■ **Prompt**:
Return every entry exactly.

■ **Task input**:
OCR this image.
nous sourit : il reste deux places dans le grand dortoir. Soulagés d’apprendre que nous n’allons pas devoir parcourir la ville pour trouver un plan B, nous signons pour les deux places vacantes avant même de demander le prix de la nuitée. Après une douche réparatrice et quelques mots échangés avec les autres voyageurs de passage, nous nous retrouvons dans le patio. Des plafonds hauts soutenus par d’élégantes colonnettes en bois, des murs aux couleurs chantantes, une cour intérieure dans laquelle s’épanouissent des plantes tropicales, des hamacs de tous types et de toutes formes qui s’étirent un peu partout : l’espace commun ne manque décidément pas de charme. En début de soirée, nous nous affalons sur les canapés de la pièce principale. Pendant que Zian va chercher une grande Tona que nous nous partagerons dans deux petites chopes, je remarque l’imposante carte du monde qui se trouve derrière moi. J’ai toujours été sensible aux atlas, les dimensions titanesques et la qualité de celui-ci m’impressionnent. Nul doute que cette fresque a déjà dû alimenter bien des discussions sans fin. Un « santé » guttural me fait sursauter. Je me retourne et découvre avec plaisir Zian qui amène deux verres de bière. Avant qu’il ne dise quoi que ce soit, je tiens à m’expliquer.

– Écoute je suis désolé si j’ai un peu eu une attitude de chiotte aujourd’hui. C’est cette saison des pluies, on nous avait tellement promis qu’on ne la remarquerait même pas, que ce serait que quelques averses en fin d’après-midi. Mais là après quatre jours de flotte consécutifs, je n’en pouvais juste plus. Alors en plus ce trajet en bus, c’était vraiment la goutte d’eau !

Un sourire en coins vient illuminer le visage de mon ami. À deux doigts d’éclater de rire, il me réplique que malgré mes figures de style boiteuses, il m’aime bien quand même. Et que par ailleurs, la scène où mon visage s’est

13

■ **Solution to this exercise**:
OCR this image.
nous sourit : il reste deux places dans le grand dortoir. Soulagés d’apprendre que nous n’allons pas devoir parcourir la ville pour trouver un plan B, nous signons pour les deux places vacantes avant même de demander le prix de la nuitée. Après une douche réparatrice et quelques mots échangés avec les autres voyageurs de passage, nous nous retrouvons dans le patio. Des plafonds hauts soutenus par d’élégantes colonnettes en bois, des murs aux couleurs chantantes, une cour intérieure dans laquelle s’épanouissent des plantes tropicales, des hamacs de tous types et de toutes formes qui s’étirent un peu partout : l’espace commun ne manque décidément pas de charme. En début de soirée, nous nous affalons sur les canapés de la pièce principale. Pendant que Zian va chercher une grande Tona que nous nous partagerons dans deux petites chopes, je remarque l’imposante carte du monde qui se trouve derrière moi. J’ai toujours été sensible aux atlas, les dimensions titanesques et la qualité de celui-ci m’impressionnent. Nul doute que cette fresque a déjà dû alimenter bien des discussions sans fin. Un « santé » guttural me fait sursauter. Je me retourne et découvre avec plaisir Zian qui amène deux verres de bière. Avant qu’il ne dise quoi que ce soit, je tiens à m’expliquer.

– Écoute je suis désolé si j’ai un peu eu une attitude de chiotte aujourd’hui. C’est cette saison des pluies, on nous avait tellement promis qu’on ne la remarquerait même pas, que ce serait que quelques averses en fin d’après-midi. Mais là après quatre jours de flotte consécutifs, je n’en pouvais juste plus. Alors en plus ce trajet en bus, c’était vraiment la goutte d’eau !

Un sourire en coins vient illuminer le visage de mon ami. À deux doigts d’éclater de rire, il me réplique que malgré mes figures de style boiteuses, il m’aime bien quand même. Et que par ailleurs, la scène où mon visage s’est

13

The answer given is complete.